• BLOCO DE TEXTO:
Opinião
Texto: Pedro Nunes
*
POR O CORVO • 17
FEVEREIRO, 2016
Não há escape. A
tendência é para, no espaço de alguns anos, a iluminação pública
nas ruas das cidades passar inteiramente da tradicional, confortável
e quente, para uma mais moderna, áspera e fria, mas mais eficiente.
Falamos, claro, de LEDs: por todo o lado, esta tecnologia desperta
paixões exacerbadas e é a grande coqueluche dos pelouros de
energia. Lisboa não é excepção: a Câmara pretende instalar LEDs
em todos os 60 mil candeeiros da capital, haja apoios comunitários
que o financiem.
Mas isso não é
bom? Vamos por partes. A boa: os LEDs usam cerca de 60% menos energia
que as lâmpadas tradicionais de vapor de sódio e duram mais tempo,
alegadamente bastante mais tempo. Por outro lado, iluminam
instantaneamente após serem ligados e podem ser controlados por
sensores, iluminando só quando há trânsito ou pedestres, por
exemplo. Reduzem, portanto, as contas de electricidade e de
manutenção de equipamentos das autarquias.
A parte neutra:
diz-se que a iluminação LED reduz a criminalidade, mas não é
factual, pois parece que é só uma questão de percepção, já que
os estudos não encontraram essa correlação.
A parte menos boa
dos LEDs: a sua instalação é cara, porque a tecnologia ainda é
cara e obriga, por vezes, a substituir o candeeiro todo. Isto implica
que o período de retorno do investimento seja frequentemente de
cinco ou mais anos, até porque as lâmpadas de vapor de sódio são,
já de si, bastante económicas. Nos casos em que os postes têm de
ser mudados, o retorno pode dar-se só em 10-20 anos. Por outro lado,
as lâmpadas LED, frequentemente, duram menos tempo do que o
apregoado, por falha não dos LEDs, mas da electrónica que os
suporta.
Em resumo, os LEDs
proporcionam grandes poupanças de energia, mas constituem um
investimento que demora a ser rentabilizado, embora eventualmente
justificado. Até aqui, nada que não seja sobejamente discutido.
O que é menos
falado são as razões que levam, em alguns locais, a haver
movimentos de cidadãos que se opõem à iluminação LED, pelo menos
como ela é instalada. No Reino Unido, em Llandough, foi lançada uma
petição para a autarquia remover os LEDs e reinstalar a iluminação
original; em Bath, a autarquia, após as primeiras instalações de
LEDs, lançou uma consulta pública à população no seguimento das
reclamações recebidas; em Manchester, um grupo de cidadãos ameaçou
processar a autarquia se esta prosseguisse os seus planos de
instalação de LEDs. Nos Estados Unidos da América, houve
movimentos semelhantes em várias partes, como em Brooklyn, Nova
Iorque e em Seattle.

• MATERIAL FORNECIDO:
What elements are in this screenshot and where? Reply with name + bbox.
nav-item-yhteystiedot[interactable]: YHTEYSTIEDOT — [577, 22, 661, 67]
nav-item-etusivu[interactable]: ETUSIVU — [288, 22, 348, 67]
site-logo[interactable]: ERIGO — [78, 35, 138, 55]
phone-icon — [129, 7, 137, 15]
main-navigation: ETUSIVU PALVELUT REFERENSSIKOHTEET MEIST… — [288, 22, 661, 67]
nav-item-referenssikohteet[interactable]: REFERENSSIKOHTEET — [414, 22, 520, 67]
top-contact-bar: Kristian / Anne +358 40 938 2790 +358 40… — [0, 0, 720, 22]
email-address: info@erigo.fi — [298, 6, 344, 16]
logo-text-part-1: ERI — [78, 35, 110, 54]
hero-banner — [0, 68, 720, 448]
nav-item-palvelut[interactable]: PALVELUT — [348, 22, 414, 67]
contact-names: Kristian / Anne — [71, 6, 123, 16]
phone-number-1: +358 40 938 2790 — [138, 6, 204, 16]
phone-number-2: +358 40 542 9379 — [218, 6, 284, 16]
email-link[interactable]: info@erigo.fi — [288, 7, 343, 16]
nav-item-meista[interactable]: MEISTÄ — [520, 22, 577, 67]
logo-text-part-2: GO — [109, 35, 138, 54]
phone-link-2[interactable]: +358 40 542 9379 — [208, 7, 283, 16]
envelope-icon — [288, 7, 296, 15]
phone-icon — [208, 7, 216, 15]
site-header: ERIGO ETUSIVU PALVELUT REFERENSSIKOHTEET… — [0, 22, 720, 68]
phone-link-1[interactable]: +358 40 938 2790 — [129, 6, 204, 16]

• INSTRUÇÃO DADA:
Segundo o texto sobre iluminação pública, quanta energia a menos usam os LEDs em comparação com as lâmpadas tradicionais de vapor de sódio? Responda numa frase, por favor.

• RESULTADO DA TAREFA:
Os LEDs usam cerca de 60% menos energia que as lâmpadas tradicionais de vapor de sódio.